* [Exercise requirements]: Without the pictures, output the records below word for word.

Dataset entries:
□ □ □
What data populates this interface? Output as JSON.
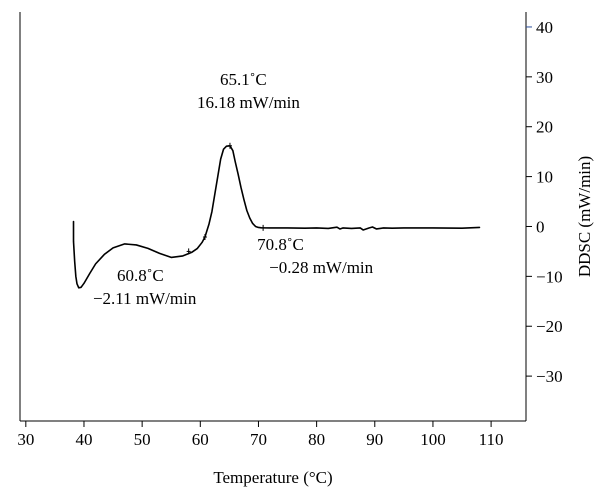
{
  "chart_data": {
    "type": "line",
    "title": "",
    "xlabel": "Temperature (°C)",
    "ylabel": "DDSC (mW/min)",
    "xlim": [
      29,
      116
    ],
    "ylim": [
      -39,
      43
    ],
    "x_ticks": [
      30,
      40,
      50,
      60,
      70,
      80,
      90,
      100,
      110
    ],
    "x_tick_labels": [
      "30",
      "40",
      "50",
      "60",
      "70",
      "80",
      "90",
      "100",
      "110"
    ],
    "y_ticks": [
      40,
      30,
      20,
      10,
      0,
      -10,
      -20,
      -30
    ],
    "y_tick_labels": [
      "40",
      "30",
      "20",
      "10",
      "0",
      "−10",
      "−20",
      "−30"
    ],
    "y_axis_side": "right",
    "grid": false,
    "series": [
      {
        "color": "#000000",
        "x": [
          38.2,
          38.2,
          38.4,
          38.6,
          38.8,
          39.1,
          39.5,
          40.0,
          41.0,
          42.0,
          43.5,
          45.0,
          47.0,
          49.0,
          51.0,
          53.0,
          55.0,
          57.0,
          58.5,
          59.5,
          60.3,
          60.8,
          61.5,
          62.0,
          62.5,
          63.0,
          63.5,
          64.0,
          64.5,
          65.1,
          65.6,
          66.0,
          66.5,
          67.0,
          67.5,
          68.0,
          68.5,
          69.0,
          69.5,
          70.0,
          70.5,
          70.8,
          72.0,
          75.0,
          78.0,
          80.0,
          82.0,
          83.5,
          84.0,
          84.5,
          86.0,
          87.5,
          88.0,
          89.0,
          89.6,
          90.3,
          91.5,
          93.0,
          95.0,
          100.0,
          105.0,
          108.0
        ],
        "y": [
          1.0,
          -3.0,
          -7.0,
          -10.0,
          -11.5,
          -12.3,
          -12.2,
          -11.4,
          -9.4,
          -7.5,
          -5.6,
          -4.3,
          -3.5,
          -3.7,
          -4.4,
          -5.4,
          -6.2,
          -5.9,
          -5.2,
          -4.4,
          -3.2,
          -2.11,
          0.5,
          3.0,
          6.5,
          10.0,
          13.5,
          15.5,
          16.1,
          16.18,
          15.2,
          13.0,
          10.5,
          7.8,
          5.4,
          3.2,
          1.7,
          0.6,
          0.0,
          -0.2,
          -0.27,
          -0.28,
          -0.3,
          -0.3,
          -0.35,
          -0.3,
          -0.4,
          -0.15,
          -0.5,
          -0.3,
          -0.4,
          -0.3,
          -0.7,
          -0.3,
          -0.1,
          -0.5,
          -0.3,
          -0.35,
          -0.3,
          -0.3,
          -0.35,
          -0.2
        ]
      }
    ],
    "markers": [
      {
        "x": 58.0,
        "y": -5.0
      },
      {
        "x": 60.8,
        "y": -2.11
      },
      {
        "x": 65.1,
        "y": 16.18
      },
      {
        "x": 70.8,
        "y": -0.28
      }
    ],
    "annotations": [
      {
        "id": "peak-temp",
        "text": "65.1˚C",
        "x": 65.1,
        "y": 16.18
      },
      {
        "id": "peak-value",
        "text": "16.18 mW/min",
        "x": 65.1,
        "y": 16.18
      },
      {
        "id": "onset-temp",
        "text": "60.8˚C",
        "x": 60.8,
        "y": -2.11
      },
      {
        "id": "onset-value",
        "text": "−2.11 mW/min",
        "x": 60.8,
        "y": -2.11
      },
      {
        "id": "end-temp",
        "text": "70.8˚C",
        "x": 70.8,
        "y": -0.28
      },
      {
        "id": "end-value",
        "text": "−0.28 mW/min",
        "x": 70.8,
        "y": -0.28
      }
    ],
    "colors": {
      "axis": "#000000",
      "right_tick_accent": "#2b4f9c",
      "curve": "#000000"
    }
  }
}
□ □ □
* [Exercise result]:
What data populates this interface? Output as JSON.
{
  "chart_data": {
    "type": "line",
    "title": "",
    "xlabel": "Temperature (°C)",
    "ylabel": "DDSC (mW/min)",
    "xlim": [
      29,
      116
    ],
    "ylim": [
      -39,
      43
    ],
    "x_ticks": [
      30,
      40,
      50,
      60,
      70,
      80,
      90,
      100,
      110
    ],
    "x_tick_labels": [
      "30",
      "40",
      "50",
      "60",
      "70",
      "80",
      "90",
      "100",
      "110"
    ],
    "y_ticks": [
      40,
      30,
      20,
      10,
      0,
      -10,
      -20,
      -30
    ],
    "y_tick_labels": [
      "40",
      "30",
      "20",
      "10",
      "0",
      "−10",
      "−20",
      "−30"
    ],
    "y_axis_side": "right",
    "grid": false,
    "series": [
      {
        "color": "#000000",
        "x": [
          38.2,
          38.2,
          38.4,
          38.6,
          38.8,
          39.1,
          39.5,
          40.0,
          41.0,
          42.0,
          43.5,
          45.0,
          47.0,
          49.0,
          51.0,
          53.0,
          55.0,
          57.0,
          58.5,
          59.5,
          60.3,
          60.8,
          61.5,
          62.0,
          62.5,
          63.0,
          63.5,
          64.0,
          64.5,
          65.1,
          65.6,
          66.0,
          66.5,
          67.0,
          67.5,
          68.0,
          68.5,
          69.0,
          69.5,
          70.0,
          70.5,
          70.8,
          72.0,
          75.0,
          78.0,
          80.0,
          82.0,
          83.5,
          84.0,
          84.5,
          86.0,
          87.5,
          88.0,
          89.0,
          89.6,
          90.3,
          91.5,
          93.0,
          95.0,
          100.0,
          105.0,
          108.0
        ],
        "y": [
          1.0,
          -3.0,
          -7.0,
          -10.0,
          -11.5,
          -12.3,
          -12.2,
          -11.4,
          -9.4,
          -7.5,
          -5.6,
          -4.3,
          -3.5,
          -3.7,
          -4.4,
          -5.4,
          -6.2,
          -5.9,
          -5.2,
          -4.4,
          -3.2,
          -2.11,
          0.5,
          3.0,
          6.5,
          10.0,
          13.5,
          15.5,
          16.1,
          16.18,
          15.2,
          13.0,
          10.5,
          7.8,
          5.4,
          3.2,
          1.7,
          0.6,
          0.0,
          -0.2,
          -0.27,
          -0.28,
          -0.3,
          -0.3,
          -0.35,
          -0.3,
          -0.4,
          -0.15,
          -0.5,
          -0.3,
          -0.4,
          -0.3,
          -0.7,
          -0.3,
          -0.1,
          -0.5,
          -0.3,
          -0.35,
          -0.3,
          -0.3,
          -0.35,
          -0.2
        ]
      }
    ],
    "markers": [
      {
        "x": 58.0,
        "y": -5.0
      },
      {
        "x": 60.8,
        "y": -2.11
      },
      {
        "x": 65.1,
        "y": 16.18
      },
      {
        "x": 70.8,
        "y": -0.28
      }
    ],
    "annotations": [
      {
        "id": "peak-temp",
        "text": "65.1˚C",
        "x": 65.1,
        "y": 16.18
      },
      {
        "id": "peak-value",
        "text": "16.18 mW/min",
        "x": 65.1,
        "y": 16.18
      },
      {
        "id": "onset-temp",
        "text": "60.8˚C",
        "x": 60.8,
        "y": -2.11
      },
      {
        "id": "onset-value",
        "text": "−2.11 mW/min",
        "x": 60.8,
        "y": -2.11
      },
      {
        "id": "end-temp",
        "text": "70.8˚C",
        "x": 70.8,
        "y": -0.28
      },
      {
        "id": "end-value",
        "text": "−0.28 mW/min",
        "x": 70.8,
        "y": -0.28
      }
    ],
    "colors": {
      "axis": "#000000",
      "right_tick_accent": "#2b4f9c",
      "curve": "#000000"
    }
  }
}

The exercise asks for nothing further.